TASK GOAL – For each line that holds "name", copy the line out.

[Figure dataset records]
## Begin
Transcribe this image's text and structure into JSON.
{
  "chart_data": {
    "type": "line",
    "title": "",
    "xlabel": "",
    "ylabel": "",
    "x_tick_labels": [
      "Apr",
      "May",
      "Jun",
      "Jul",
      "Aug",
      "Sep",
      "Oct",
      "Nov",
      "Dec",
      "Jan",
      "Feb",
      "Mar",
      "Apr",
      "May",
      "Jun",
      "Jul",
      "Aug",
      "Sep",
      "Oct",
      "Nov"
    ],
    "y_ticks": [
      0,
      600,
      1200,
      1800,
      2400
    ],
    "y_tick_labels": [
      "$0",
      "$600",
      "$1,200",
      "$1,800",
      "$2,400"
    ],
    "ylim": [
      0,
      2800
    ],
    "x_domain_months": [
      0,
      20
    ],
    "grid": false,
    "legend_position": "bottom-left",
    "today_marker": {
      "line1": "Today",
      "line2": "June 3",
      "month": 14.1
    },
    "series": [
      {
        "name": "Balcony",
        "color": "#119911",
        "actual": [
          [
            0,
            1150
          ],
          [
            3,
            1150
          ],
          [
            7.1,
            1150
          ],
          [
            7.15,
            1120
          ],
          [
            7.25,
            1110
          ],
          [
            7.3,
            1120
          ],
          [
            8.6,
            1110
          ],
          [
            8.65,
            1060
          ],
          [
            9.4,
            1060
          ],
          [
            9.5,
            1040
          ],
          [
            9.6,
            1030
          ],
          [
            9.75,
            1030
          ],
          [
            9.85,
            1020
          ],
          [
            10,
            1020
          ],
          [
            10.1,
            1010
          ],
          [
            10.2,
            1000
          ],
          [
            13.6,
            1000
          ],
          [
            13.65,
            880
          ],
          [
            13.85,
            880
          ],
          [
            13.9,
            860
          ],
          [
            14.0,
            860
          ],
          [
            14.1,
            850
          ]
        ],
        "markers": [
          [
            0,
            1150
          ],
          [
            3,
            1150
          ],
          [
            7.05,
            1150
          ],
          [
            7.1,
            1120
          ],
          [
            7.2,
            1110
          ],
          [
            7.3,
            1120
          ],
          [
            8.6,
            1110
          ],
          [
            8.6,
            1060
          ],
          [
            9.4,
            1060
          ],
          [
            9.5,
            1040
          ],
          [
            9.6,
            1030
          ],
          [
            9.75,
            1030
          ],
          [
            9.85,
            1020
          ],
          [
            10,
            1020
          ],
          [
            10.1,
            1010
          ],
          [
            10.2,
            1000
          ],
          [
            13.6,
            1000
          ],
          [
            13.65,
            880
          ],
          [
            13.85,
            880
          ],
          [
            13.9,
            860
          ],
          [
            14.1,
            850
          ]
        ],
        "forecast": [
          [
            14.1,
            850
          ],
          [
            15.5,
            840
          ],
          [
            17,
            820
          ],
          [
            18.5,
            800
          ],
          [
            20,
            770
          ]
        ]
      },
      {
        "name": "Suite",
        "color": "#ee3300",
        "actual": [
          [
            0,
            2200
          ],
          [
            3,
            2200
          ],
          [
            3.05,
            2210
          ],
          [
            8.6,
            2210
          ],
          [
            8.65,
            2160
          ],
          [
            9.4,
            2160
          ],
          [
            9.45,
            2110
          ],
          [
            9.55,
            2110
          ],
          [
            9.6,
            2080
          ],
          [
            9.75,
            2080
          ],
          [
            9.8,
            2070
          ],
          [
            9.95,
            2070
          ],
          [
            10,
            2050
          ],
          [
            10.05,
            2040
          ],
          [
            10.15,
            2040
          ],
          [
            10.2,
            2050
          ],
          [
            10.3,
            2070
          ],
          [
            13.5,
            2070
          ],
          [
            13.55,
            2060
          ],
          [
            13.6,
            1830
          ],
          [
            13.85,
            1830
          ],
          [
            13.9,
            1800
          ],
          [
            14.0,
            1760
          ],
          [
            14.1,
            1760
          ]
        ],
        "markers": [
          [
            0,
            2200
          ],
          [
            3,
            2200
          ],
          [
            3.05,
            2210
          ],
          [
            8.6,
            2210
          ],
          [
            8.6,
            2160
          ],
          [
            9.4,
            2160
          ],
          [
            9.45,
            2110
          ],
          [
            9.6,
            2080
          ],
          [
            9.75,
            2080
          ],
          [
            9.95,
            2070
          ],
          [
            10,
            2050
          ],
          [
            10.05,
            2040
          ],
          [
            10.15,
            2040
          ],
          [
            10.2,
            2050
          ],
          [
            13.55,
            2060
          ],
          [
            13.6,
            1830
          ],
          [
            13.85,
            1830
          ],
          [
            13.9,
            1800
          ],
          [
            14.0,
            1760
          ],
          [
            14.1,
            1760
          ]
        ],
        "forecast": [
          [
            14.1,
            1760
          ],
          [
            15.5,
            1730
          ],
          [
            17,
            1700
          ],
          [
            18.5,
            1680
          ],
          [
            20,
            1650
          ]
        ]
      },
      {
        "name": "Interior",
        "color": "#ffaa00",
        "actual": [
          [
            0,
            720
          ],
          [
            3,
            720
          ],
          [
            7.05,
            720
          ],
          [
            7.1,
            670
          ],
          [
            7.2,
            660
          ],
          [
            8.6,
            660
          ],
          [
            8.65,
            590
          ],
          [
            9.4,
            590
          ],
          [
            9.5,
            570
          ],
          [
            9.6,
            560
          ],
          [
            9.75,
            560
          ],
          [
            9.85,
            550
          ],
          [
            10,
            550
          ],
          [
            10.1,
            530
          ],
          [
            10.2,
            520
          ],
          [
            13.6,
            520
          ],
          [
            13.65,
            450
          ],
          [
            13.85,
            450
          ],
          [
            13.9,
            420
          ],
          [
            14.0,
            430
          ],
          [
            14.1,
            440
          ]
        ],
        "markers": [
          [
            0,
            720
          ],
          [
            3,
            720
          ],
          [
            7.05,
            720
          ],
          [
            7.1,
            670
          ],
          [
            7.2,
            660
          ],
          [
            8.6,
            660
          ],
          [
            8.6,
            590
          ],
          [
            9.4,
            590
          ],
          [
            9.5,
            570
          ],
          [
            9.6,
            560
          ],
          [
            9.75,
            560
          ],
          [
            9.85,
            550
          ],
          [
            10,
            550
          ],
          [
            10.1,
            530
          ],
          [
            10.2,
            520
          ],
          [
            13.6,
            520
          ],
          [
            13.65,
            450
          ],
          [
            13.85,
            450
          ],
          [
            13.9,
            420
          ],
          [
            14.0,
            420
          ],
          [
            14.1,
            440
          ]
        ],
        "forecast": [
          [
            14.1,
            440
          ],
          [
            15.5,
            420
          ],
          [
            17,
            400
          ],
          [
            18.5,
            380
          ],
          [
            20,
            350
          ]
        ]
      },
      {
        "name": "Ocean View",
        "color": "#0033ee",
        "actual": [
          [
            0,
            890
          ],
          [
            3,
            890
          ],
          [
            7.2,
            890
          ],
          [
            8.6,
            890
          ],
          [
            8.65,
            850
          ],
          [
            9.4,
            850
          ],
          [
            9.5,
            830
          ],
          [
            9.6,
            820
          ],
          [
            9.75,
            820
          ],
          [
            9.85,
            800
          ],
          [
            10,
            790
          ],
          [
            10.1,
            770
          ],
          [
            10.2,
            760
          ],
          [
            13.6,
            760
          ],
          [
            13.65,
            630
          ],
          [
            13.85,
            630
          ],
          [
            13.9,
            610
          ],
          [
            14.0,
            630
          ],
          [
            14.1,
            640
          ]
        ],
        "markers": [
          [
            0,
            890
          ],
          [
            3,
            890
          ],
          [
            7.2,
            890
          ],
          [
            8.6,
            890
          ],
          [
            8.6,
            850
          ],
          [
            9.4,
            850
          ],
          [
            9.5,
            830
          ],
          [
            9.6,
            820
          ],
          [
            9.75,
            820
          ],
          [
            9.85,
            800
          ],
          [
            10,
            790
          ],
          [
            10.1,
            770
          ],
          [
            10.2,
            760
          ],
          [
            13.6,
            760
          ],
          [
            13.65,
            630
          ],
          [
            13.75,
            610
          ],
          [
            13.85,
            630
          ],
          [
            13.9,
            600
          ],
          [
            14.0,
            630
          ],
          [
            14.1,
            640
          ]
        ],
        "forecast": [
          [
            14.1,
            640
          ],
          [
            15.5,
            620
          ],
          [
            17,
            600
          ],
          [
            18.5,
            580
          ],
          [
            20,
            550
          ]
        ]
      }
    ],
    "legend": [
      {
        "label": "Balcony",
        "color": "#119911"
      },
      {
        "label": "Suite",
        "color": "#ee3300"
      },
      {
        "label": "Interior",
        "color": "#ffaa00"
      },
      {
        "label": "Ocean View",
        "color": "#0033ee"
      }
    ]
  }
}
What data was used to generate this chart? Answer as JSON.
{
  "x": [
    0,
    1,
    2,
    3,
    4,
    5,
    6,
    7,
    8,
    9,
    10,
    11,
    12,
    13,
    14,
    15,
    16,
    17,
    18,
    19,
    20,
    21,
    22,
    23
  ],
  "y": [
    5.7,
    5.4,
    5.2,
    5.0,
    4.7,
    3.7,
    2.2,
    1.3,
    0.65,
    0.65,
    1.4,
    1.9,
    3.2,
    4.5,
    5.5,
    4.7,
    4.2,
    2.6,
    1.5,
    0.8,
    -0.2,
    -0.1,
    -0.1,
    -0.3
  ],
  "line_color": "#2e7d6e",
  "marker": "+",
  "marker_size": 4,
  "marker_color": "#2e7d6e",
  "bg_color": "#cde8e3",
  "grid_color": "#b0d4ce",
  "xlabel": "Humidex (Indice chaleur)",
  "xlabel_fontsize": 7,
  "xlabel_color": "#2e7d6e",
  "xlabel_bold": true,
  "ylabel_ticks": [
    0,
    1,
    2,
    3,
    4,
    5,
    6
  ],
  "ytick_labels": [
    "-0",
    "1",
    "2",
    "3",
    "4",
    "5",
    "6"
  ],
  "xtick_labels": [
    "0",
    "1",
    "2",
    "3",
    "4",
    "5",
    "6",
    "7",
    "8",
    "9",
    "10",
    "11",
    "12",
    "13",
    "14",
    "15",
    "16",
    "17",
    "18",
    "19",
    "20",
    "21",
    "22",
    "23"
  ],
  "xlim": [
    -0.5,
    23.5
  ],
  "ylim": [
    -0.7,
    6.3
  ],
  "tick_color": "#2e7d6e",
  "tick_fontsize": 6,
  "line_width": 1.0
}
## End
IN RESPONSE –
        "name": "Balcony",
        "name": "Suite",
        "name": "Interior",
        "name": "Ocean View",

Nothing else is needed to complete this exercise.